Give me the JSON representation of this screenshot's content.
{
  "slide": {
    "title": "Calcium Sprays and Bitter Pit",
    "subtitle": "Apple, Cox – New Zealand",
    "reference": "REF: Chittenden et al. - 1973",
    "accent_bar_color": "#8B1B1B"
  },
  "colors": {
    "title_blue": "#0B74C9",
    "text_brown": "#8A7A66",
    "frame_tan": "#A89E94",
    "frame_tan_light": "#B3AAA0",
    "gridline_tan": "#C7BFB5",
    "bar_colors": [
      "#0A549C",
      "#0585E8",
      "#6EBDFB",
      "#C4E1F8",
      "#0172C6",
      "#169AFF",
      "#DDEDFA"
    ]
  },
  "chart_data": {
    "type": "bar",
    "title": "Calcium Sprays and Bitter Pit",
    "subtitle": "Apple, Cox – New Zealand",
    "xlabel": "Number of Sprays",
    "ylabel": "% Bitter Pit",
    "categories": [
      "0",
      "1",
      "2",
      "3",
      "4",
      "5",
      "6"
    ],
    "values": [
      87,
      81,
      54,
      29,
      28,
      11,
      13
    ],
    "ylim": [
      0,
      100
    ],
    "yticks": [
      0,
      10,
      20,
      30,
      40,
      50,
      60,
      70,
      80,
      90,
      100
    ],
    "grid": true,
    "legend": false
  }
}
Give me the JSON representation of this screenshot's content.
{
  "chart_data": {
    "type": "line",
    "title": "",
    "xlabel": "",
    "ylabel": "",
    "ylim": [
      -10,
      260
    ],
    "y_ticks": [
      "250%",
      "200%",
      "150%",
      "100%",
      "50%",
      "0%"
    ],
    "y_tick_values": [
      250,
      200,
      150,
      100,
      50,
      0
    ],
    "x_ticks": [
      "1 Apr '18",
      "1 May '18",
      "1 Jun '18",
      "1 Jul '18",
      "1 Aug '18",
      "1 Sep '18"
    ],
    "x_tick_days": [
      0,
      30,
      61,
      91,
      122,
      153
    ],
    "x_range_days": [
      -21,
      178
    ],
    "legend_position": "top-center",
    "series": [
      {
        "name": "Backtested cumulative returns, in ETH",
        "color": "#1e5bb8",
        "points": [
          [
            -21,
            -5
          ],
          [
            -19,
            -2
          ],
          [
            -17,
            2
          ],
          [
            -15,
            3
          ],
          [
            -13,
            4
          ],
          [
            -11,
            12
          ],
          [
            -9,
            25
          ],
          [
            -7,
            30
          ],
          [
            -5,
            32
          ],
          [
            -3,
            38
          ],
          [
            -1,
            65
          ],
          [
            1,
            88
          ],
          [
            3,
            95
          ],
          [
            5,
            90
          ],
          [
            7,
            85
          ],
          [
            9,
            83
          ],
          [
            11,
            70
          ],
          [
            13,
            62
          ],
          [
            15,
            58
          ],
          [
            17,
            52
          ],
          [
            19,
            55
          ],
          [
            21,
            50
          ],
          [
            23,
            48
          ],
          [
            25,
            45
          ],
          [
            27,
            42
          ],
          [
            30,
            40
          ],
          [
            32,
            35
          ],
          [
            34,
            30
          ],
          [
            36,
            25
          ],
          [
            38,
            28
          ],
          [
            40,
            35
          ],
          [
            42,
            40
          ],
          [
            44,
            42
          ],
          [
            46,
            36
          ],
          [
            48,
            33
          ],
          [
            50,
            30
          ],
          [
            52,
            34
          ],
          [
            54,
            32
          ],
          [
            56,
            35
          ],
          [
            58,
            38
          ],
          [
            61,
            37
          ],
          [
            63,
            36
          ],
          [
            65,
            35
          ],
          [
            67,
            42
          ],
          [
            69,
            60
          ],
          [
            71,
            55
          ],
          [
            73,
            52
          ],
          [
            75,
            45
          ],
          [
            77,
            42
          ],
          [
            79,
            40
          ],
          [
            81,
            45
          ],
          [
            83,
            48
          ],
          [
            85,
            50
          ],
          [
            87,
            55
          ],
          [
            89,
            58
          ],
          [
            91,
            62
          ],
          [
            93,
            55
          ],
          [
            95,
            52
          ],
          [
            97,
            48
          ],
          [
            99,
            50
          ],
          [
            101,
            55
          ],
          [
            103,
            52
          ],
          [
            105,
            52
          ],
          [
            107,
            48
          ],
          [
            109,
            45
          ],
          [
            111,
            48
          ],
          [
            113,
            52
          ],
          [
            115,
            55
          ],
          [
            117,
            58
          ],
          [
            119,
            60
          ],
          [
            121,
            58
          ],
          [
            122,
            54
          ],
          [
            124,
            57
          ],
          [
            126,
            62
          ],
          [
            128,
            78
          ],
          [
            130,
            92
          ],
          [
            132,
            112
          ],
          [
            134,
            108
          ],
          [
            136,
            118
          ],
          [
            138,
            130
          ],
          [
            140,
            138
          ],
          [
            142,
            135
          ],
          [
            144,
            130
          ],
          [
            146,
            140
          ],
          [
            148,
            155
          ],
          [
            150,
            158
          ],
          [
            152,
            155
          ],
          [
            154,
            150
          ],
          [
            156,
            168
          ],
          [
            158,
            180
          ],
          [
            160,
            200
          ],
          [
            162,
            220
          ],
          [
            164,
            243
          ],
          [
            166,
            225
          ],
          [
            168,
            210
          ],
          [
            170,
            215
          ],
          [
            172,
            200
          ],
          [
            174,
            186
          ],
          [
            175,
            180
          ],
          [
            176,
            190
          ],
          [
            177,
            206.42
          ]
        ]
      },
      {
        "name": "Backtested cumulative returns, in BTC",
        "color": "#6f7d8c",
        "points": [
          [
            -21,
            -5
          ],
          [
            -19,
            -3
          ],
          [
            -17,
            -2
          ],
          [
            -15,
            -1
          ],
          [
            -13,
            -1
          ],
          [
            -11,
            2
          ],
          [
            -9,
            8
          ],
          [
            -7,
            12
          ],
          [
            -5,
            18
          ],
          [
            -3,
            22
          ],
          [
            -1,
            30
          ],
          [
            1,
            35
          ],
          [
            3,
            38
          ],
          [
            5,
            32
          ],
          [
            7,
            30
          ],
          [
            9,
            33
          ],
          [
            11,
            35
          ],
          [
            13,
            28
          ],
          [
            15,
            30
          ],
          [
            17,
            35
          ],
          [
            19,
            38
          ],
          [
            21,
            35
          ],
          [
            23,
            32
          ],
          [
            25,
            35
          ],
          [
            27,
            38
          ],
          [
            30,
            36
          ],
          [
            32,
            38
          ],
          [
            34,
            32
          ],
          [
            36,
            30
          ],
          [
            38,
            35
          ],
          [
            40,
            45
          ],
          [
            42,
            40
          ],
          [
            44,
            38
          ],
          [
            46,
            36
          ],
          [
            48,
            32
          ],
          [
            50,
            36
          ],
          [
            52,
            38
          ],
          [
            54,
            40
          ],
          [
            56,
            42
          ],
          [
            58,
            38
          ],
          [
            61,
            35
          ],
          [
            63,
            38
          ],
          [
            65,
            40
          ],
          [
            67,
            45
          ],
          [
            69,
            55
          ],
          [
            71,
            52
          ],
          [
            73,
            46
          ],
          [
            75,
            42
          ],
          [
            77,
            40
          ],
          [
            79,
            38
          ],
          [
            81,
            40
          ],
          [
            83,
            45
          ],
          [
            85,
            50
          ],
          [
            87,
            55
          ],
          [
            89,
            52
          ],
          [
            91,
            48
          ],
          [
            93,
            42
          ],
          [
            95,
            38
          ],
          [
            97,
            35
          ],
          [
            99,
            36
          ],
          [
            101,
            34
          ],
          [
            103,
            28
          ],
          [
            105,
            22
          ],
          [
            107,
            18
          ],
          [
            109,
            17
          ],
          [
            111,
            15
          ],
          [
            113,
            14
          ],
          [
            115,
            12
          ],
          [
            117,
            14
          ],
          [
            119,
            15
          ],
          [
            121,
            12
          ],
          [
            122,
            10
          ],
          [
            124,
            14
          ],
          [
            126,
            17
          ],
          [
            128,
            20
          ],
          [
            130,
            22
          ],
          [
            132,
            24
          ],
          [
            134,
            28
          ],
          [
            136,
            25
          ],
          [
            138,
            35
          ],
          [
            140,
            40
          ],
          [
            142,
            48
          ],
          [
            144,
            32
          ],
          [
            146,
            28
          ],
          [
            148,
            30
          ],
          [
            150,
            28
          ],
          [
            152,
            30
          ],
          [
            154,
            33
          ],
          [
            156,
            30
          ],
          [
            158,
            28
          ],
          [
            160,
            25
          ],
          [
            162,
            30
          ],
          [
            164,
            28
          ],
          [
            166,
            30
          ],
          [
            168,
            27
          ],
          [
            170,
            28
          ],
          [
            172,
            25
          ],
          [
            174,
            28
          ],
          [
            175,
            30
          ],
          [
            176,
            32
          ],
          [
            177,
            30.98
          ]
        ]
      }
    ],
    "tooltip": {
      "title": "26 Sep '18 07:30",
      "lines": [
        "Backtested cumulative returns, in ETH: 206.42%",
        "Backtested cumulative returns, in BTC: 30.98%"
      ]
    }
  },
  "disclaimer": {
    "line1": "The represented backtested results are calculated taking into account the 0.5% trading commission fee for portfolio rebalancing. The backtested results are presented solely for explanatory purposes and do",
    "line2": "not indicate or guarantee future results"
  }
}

==================================================

## What to produce
Copy each line of the preceding data that contains the string "returns".

## Result
        "name": "Backtested cumulative returns, in ETH",
        "name": "Backtested cumulative returns, in BTC",
        "Backtested cumulative returns, in ETH: 206.42%",
        "Backtested cumulative returns, in BTC: 30.98%"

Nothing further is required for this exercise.